[Start of PROVIDED DATA]

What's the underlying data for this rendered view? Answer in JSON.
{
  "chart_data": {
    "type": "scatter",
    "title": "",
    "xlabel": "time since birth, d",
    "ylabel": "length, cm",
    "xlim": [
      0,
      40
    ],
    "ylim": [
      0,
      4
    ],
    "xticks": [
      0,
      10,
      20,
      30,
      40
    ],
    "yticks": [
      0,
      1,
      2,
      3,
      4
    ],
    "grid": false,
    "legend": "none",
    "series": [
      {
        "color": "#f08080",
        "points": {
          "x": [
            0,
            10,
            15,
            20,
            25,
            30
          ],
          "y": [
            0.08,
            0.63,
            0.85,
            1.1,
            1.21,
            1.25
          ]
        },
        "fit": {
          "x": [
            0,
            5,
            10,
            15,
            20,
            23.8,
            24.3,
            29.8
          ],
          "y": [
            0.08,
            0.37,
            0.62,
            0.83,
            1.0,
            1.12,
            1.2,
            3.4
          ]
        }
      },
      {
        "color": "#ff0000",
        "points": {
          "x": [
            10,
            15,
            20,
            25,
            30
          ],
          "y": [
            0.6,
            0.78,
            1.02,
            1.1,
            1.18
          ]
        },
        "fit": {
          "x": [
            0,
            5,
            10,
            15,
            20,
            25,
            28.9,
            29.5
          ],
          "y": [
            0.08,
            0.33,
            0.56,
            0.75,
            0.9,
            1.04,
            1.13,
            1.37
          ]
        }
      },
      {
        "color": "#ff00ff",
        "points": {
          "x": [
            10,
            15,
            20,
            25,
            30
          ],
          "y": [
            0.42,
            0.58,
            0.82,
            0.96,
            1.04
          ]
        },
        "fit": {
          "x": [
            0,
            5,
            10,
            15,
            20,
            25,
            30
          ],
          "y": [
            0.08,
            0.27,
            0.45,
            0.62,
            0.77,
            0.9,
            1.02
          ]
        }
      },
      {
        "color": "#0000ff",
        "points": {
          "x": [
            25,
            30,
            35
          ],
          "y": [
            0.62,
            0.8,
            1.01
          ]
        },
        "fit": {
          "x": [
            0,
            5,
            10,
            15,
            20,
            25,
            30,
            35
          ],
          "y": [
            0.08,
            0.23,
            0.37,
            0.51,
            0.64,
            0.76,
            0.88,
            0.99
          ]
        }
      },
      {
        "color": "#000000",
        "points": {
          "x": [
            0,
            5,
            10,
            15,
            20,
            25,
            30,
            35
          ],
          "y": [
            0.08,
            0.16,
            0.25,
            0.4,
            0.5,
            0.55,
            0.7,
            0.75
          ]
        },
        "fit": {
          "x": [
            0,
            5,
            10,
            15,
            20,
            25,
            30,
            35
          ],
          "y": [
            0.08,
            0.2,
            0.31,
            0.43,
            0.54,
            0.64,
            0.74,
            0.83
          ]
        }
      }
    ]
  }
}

[End of PROVIDED DATA]

TASK:
Count each line with "color" in it and report that figure by itself.

WRITTEN SOLUTION:
5